Lay out each line of the items below as a JSON list of strings, one string per line, with blank lines and pictures left out.

A block of data:
######

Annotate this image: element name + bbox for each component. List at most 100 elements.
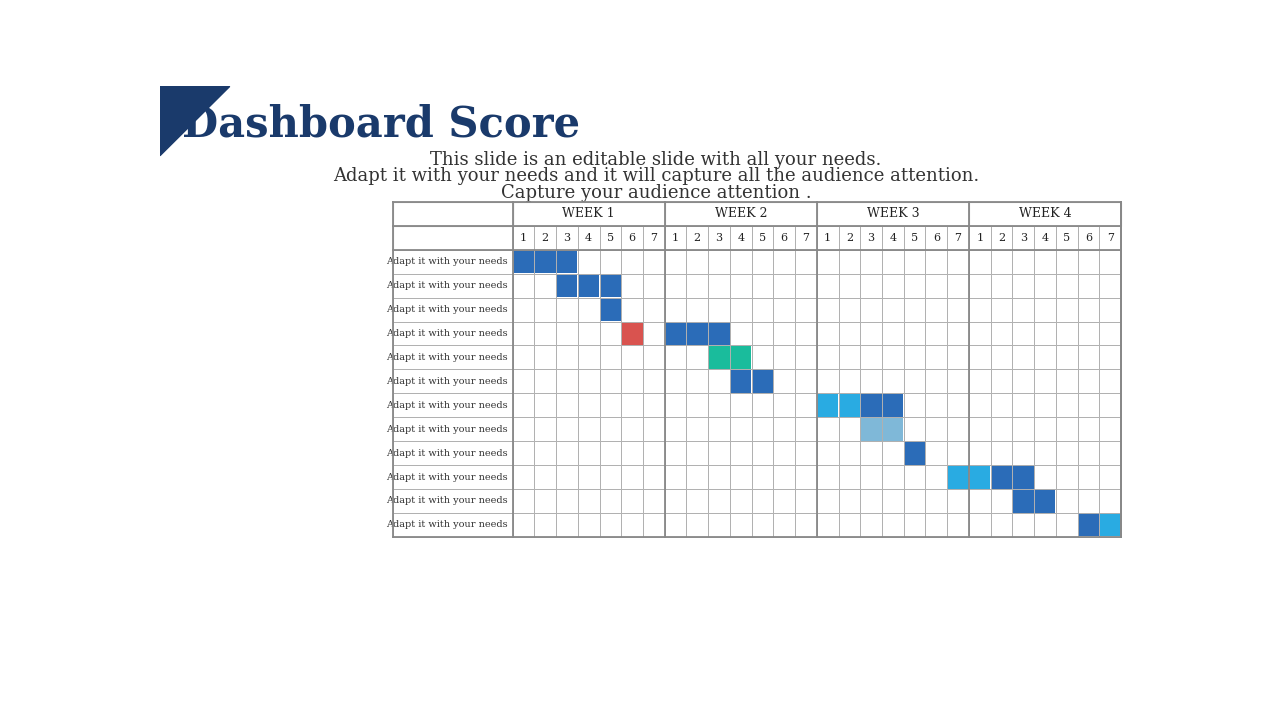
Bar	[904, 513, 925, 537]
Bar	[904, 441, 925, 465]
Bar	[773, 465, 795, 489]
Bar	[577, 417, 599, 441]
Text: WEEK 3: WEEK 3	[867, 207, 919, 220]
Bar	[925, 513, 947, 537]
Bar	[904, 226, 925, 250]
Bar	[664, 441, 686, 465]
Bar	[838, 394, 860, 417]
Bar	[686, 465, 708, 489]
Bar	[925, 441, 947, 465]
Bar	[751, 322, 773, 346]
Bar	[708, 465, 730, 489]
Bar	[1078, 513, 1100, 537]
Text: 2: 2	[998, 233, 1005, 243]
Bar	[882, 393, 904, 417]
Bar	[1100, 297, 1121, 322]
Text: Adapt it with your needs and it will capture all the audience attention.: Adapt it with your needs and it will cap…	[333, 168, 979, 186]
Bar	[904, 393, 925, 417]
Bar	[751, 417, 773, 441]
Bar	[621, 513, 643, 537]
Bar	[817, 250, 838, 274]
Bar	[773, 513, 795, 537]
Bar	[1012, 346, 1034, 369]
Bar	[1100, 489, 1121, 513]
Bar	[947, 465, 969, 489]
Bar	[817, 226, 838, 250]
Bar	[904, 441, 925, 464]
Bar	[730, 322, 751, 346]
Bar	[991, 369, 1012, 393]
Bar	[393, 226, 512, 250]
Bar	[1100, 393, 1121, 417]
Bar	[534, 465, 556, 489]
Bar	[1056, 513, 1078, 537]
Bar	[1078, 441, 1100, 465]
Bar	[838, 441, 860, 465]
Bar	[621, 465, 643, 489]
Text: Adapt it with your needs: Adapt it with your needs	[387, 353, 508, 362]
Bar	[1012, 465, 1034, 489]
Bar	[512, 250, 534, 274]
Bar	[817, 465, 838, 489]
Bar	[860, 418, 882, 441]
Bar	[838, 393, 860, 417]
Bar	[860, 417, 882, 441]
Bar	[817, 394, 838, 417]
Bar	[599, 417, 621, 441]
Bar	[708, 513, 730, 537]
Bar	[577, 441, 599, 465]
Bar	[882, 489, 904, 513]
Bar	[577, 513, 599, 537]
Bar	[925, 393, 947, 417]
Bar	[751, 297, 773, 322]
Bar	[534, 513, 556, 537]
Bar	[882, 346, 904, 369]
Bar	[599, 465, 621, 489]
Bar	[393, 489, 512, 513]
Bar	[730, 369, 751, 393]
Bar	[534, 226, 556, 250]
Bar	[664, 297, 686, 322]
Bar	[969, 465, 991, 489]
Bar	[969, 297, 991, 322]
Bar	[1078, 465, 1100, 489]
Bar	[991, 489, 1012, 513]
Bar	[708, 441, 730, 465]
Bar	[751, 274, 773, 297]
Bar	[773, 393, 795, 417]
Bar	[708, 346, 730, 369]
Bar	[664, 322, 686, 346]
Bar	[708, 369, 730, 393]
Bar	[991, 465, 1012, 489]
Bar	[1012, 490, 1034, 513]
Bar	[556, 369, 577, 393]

######

> **ANSWER TO THIS PROBLEM**:
[
  "Annotate this image: element name + bbox for each component. List at most 100 elements.",
  "Bar\t[904, 513, 925, 537]",
  "Bar\t[904, 441, 925, 465]",
  "Bar\t[773, 465, 795, 489]",
  "Bar\t[577, 417, 599, 441]",
  "Text: WEEK 3: WEEK 3\t[867, 207, 919, 220]",
  "Bar\t[925, 513, 947, 537]",
  "Bar\t[904, 226, 925, 250]",
  "Bar\t[664, 441, 686, 465]",
  "Bar\t[838, 394, 860, 417]",
  "Bar\t[686, 465, 708, 489]",
  "Bar\t[925, 441, 947, 465]",
  "Bar\t[751, 322, 773, 346]",
  "Bar\t[708, 465, 730, 489]",
  "Bar\t[1078, 513, 1100, 537]",
  "Text: 2: 2\t[998, 233, 1005, 243]",
  "Bar\t[882, 393, 904, 417]",
  "Bar\t[1100, 297, 1121, 322]",
  "Text: Adapt it with your needs and it will capture all the audience attention.: Adapt it with your needs and it will cap…\t[333, 168, 979, 186]",
  "Bar\t[904, 393, 925, 417]",
  "Bar\t[751, 417, 773, 441]",
  "Bar\t[621, 513, 643, 537]",
  "Bar\t[817, 250, 838, 274]",
  "Bar\t[773, 513, 795, 537]",
  "Bar\t[1012, 346, 1034, 369]",
  "Bar\t[1100, 489, 1121, 513]",
  "Bar\t[947, 465, 969, 489]",
  "Bar\t[817, 226, 838, 250]",
  "Bar\t[904, 441, 925, 464]",
  "Bar\t[730, 322, 751, 346]",
  "Bar\t[991, 369, 1012, 393]",
  "Bar\t[393, 226, 512, 250]",
  "Bar\t[1100, 393, 1121, 417]",
  "Bar\t[534, 465, 556, 489]",
  "Bar\t[1056, 513, 1078, 537]",
  "Bar\t[1078, 441, 1100, 465]",
  "Bar\t[838, 441, 860, 465]",
  "Bar\t[621, 465, 643, 489]",
  "Text: Adapt it with your needs: Adapt it with your needs\t[387, 353, 508, 362]",
  "Bar\t[1012, 465, 1034, 489]",
  "Bar\t[512, 250, 534, 274]",
  "Bar\t[817, 465, 838, 489]",
  "Bar\t[860, 418, 882, 441]",
  "Bar\t[838, 393, 860, 417]",
  "Bar\t[860, 417, 882, 441]",
  "Bar\t[817, 394, 838, 417]",
  "Bar\t[599, 417, 621, 441]",
  "Bar\t[708, 513, 730, 537]",
  "Bar\t[577, 441, 599, 465]",
  "Bar\t[882, 489, 904, 513]",
  "Bar\t[577, 513, 599, 537]",
  "Bar\t[925, 393, 947, 417]",
  "Bar\t[751, 297, 773, 322]",
  "Bar\t[534, 513, 556, 537]",
  "Bar\t[882, 346, 904, 369]",
  "Bar\t[599, 465, 621, 489]",
  "Bar\t[393, 489, 512, 513]",
  "Bar\t[730, 369, 751, 393]",
  "Bar\t[534, 226, 556, 250]",
  "Bar\t[664, 297, 686, 322]",
  "Bar\t[969, 465, 991, 489]",
  "Bar\t[969, 297, 991, 322]",
  "Bar\t[1078, 465, 1100, 489]",
  "Bar\t[991, 489, 1012, 513]",
  "Bar\t[708, 441, 730, 465]",
  "Bar\t[751, 274, 773, 297]",
  "Bar\t[773, 393, 795, 417]",
  "Bar\t[708, 346, 730, 369]",
  "Bar\t[664, 322, 686, 346]",
  "Bar\t[708, 369, 730, 393]",
  "Bar\t[991, 465, 1012, 489]",
  "Bar\t[1012, 490, 1034, 513]",
  "Bar\t[556, 369, 577, 393]"
]